# Exercise task:
Copy out the lines that include the word "title".

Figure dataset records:
▼

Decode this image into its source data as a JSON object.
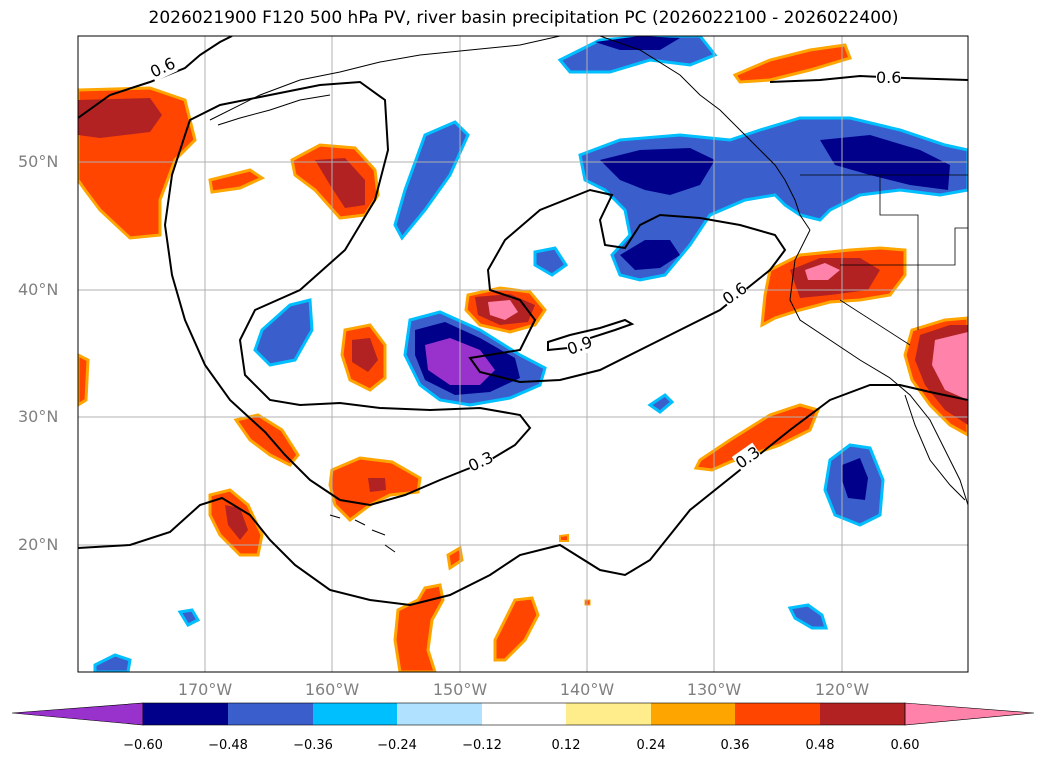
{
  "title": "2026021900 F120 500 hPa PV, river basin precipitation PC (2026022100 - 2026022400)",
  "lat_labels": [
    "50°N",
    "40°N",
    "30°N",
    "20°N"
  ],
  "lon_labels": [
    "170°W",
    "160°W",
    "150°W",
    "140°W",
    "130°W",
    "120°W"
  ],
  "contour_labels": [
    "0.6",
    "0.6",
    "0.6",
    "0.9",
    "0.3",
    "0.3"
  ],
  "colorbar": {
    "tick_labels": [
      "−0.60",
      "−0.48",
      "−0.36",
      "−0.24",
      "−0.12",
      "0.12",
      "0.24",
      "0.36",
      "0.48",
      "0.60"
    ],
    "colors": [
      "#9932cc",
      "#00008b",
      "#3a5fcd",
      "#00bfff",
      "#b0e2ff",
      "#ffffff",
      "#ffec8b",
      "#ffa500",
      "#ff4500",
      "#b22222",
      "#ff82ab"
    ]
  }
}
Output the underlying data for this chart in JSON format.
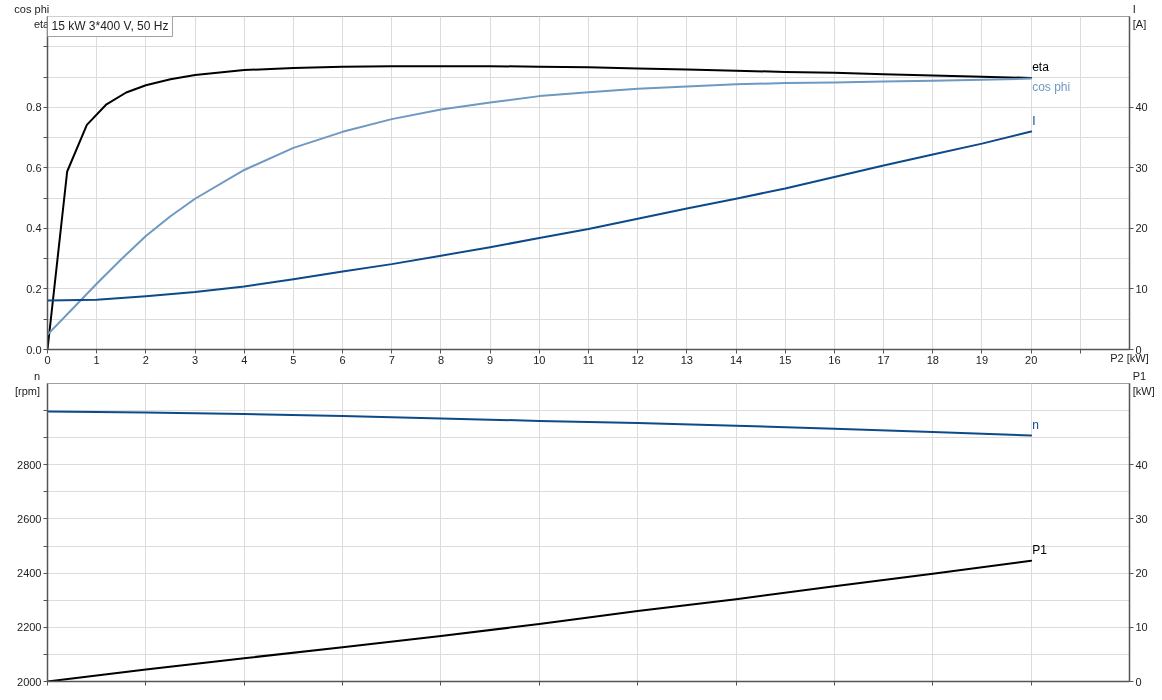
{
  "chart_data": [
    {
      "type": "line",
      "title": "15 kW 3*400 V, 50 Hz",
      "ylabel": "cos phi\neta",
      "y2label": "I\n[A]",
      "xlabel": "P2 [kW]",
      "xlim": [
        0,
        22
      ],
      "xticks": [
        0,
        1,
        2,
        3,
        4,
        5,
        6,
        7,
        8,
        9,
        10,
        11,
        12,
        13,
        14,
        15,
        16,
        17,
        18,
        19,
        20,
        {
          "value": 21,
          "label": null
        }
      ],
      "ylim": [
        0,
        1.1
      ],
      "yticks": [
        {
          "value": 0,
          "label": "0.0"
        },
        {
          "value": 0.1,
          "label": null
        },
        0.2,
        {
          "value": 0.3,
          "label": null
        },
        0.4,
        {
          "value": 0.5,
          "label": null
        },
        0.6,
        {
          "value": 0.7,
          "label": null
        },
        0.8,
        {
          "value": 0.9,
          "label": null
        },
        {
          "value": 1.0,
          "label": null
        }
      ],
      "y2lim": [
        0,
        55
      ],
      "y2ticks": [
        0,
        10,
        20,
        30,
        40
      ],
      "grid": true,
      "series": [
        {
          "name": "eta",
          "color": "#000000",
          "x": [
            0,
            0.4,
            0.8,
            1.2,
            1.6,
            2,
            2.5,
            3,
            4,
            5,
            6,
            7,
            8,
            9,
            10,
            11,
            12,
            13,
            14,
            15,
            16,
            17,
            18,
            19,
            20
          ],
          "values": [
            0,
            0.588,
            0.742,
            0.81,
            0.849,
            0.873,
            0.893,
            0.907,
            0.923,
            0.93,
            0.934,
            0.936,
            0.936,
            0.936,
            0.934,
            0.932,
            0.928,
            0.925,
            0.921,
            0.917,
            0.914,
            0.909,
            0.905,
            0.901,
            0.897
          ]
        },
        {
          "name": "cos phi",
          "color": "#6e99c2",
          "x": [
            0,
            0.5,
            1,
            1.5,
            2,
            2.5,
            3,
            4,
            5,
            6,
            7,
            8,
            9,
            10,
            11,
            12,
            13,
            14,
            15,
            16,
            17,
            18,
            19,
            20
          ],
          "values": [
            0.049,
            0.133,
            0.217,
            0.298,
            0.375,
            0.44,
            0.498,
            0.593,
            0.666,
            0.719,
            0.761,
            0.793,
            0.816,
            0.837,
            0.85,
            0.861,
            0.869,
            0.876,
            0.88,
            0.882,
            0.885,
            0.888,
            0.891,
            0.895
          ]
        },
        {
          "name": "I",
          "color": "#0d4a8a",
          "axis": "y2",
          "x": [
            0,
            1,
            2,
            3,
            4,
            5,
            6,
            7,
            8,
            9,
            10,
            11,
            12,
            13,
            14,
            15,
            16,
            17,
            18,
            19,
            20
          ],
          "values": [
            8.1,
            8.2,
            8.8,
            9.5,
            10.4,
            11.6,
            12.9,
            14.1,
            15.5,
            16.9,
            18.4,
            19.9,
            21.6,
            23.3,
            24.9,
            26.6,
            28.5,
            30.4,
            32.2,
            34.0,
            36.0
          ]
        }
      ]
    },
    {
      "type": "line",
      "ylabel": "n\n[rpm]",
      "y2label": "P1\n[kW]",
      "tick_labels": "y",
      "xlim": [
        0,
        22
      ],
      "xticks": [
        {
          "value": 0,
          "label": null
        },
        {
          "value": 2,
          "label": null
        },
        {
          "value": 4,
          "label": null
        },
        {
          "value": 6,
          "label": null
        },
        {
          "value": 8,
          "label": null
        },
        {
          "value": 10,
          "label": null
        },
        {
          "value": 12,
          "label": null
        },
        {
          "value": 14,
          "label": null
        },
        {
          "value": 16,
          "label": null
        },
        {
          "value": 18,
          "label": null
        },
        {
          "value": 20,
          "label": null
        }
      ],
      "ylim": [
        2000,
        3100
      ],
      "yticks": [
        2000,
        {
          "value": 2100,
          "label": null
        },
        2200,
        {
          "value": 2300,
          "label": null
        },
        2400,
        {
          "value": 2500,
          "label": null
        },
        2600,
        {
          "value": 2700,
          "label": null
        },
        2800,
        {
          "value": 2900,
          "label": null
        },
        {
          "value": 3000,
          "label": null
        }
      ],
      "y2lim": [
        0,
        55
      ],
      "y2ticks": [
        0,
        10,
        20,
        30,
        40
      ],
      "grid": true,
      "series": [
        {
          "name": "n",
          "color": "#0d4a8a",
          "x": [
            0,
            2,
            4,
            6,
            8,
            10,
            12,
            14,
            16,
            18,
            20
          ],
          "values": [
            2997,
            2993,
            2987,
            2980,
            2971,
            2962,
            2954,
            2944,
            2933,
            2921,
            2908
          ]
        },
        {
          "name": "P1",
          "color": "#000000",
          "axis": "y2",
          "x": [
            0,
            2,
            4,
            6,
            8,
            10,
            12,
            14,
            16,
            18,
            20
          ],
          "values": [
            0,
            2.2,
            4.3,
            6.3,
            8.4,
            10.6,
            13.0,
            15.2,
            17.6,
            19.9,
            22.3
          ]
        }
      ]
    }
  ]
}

▲

# Output of the exercise:
  "title": "2026021900 F120 500 hPa PV, river basin precipitation PC (2026022100 - 2026022400)",
      "title": "15 kW 3*400 V, 50 Hz",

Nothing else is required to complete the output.